== TASK REQUIREMENTS ==
1. According to the steamed pomfret text, where did the Teochews originate?
2. Carry on the steamed pomfret text from its last sentence.

An easy weekday dish that takes only minutes to prepare steamed pomfret. White fish is steamed with salted plums, mustard greens, tangy tomatoes and sweet Shiitake mushrooms, creating a super delicious broth.


When our family feels like having fish, this Chinese steamed pomfret is almost always first to come to mind. This is truly one of my favourite ways to prepare steamed fish and it’s a classic Teochew dish.

White or silver pomfret is steamed with salted plums, mustard greens, fresh tomatoes, Shiitake mushrooms, silky tofu, ginger and spring onions. A delicious touch is a drizzle of lard or shallot oil.

And if all that isn’t goodness enough, you’ll be absolutely amazed and dead-hooked on this dish’s tasty, lightly saltish-sourish, tangy, soupy broth. I guarantee you’ll be slurping away!

Who are the Teochews?

The Teochews are people who originated from the Chaozhou ( 潮州) region in the eastern Guangdong province of China. As with many immigrant Chinese at the time, the Teochews also settled predominantly in South-East Asia.

Like the Cantonese, Hokkien, Hakka, and Hainanese people, the Teochews left their homeland in China and settled predominantly in Singapore, Hong Kong, Cambodia, and Thailand.

What is Teochew cuisine?

Teochew cuisine is widely regarded as a delicate cuisine. It is well-known for its seafood and vegetarian dishes. Unlike other Chinese cuisines, Teochew cooking is less heavy-handed.

== RECORDS SUPPLIED ==
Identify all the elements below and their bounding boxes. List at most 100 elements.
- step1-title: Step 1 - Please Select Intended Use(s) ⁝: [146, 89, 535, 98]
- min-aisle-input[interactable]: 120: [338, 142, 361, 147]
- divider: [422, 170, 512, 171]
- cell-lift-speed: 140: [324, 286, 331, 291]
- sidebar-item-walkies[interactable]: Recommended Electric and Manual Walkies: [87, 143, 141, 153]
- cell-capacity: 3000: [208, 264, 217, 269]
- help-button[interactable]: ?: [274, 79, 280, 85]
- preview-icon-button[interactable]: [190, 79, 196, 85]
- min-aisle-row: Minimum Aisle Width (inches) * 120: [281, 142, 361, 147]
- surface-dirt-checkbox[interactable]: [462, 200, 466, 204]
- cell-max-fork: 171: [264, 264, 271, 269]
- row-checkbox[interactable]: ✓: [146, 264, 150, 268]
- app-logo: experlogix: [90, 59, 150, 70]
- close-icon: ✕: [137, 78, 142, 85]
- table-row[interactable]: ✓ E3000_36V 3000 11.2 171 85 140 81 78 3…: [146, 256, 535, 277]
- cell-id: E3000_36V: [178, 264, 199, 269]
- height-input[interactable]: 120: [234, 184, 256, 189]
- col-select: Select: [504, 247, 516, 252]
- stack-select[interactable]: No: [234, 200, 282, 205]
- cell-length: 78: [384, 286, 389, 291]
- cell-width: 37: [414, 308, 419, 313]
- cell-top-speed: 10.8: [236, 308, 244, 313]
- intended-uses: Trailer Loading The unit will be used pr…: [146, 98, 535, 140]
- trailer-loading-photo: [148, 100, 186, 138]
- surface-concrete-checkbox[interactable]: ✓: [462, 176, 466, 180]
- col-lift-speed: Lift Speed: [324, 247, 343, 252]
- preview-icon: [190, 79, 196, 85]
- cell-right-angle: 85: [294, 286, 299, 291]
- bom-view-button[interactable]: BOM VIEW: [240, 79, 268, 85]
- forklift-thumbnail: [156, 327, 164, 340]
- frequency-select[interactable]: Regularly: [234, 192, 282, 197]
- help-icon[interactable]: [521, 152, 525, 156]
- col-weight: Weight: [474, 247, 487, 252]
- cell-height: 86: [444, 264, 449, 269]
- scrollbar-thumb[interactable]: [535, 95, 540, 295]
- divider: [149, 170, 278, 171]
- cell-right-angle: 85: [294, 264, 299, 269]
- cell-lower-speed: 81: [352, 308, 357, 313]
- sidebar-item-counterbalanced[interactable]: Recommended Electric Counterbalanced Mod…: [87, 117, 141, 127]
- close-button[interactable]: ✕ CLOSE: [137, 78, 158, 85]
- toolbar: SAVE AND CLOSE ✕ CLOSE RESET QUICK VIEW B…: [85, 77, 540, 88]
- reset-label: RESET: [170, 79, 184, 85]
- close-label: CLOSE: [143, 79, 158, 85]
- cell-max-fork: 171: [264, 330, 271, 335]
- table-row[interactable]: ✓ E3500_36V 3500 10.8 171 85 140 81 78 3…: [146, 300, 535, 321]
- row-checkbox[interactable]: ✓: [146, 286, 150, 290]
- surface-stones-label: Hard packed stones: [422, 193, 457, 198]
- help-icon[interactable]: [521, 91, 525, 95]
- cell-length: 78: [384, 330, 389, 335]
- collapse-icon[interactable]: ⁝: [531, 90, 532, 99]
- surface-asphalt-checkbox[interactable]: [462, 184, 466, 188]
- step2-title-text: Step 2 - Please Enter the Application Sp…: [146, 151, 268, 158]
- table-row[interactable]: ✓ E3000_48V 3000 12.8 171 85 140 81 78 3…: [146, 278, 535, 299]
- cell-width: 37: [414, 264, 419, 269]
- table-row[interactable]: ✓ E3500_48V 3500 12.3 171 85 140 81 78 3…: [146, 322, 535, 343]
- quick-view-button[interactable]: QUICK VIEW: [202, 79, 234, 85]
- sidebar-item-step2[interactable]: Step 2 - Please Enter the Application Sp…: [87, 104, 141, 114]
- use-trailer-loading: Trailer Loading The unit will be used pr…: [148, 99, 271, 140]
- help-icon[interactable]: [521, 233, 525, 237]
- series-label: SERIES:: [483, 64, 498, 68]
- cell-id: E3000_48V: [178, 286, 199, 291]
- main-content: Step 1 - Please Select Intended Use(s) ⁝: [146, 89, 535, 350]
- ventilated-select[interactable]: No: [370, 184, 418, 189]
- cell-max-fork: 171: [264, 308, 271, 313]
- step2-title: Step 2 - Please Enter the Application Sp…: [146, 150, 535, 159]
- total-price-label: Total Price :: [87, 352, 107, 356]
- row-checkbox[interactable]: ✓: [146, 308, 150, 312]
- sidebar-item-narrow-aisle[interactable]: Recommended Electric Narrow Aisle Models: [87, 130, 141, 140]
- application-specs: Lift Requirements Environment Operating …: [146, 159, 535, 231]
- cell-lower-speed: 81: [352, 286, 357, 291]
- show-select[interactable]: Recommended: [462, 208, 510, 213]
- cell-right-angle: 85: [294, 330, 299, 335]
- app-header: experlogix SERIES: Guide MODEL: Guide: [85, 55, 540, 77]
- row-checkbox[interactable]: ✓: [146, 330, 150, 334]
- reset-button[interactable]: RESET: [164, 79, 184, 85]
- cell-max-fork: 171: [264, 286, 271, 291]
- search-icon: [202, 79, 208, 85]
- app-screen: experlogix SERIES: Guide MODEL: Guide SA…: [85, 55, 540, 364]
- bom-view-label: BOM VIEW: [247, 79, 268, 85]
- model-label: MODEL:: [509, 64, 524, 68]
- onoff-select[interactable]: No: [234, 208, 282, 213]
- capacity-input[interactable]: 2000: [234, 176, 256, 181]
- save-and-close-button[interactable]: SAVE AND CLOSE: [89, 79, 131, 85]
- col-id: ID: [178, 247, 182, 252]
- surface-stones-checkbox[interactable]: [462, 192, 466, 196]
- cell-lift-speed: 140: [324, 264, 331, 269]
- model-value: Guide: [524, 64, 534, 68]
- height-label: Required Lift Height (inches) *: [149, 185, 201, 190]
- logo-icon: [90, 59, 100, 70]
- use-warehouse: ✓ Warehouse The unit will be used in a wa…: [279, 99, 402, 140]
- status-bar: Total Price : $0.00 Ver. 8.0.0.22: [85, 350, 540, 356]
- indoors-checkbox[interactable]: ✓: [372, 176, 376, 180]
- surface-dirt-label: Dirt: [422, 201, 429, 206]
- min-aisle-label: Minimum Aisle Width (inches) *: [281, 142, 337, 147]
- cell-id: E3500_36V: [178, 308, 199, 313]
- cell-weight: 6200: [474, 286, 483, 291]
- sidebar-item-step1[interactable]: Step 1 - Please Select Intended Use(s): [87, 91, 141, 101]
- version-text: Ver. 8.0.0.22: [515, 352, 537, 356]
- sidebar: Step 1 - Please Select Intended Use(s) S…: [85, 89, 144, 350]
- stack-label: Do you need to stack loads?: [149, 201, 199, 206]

== RESULTS OF THE EXERCISE ==
1. The Chaozhou region in the eastern Guangdong province of China.

2.
Teochew cuisine relies predominantly on the freshness and quality of ingredients for taste and flavour. Well-known Teochew culinary delights include braised duck, Teochew steamboat, steamed soon kueh, and sweet desserts like orh nee (mashed yam with gingko nuts and pumpkin).

As a lighter cuisine, it’s no surprise that food preparation revolves around poaching, steaming, braising, and stir-frying.

If you want your family to go healthy, try incorporating more Teochew dishes in your family meals.

About Teochew-style steamed pomfret

Steamed pomfret is a dish that represents quintessential Teochew cooking.

The unique and distinct flavour of the broth reflects the delicate taste and freshness of the fish.

And the complementary addition of salted plums and mustard greens brings out the soul of Teochew cuisine. There’s no other flavour quite like it.

A Chinese dish of steamed pomfret with salted plum and mustard greens

What fishes can I use?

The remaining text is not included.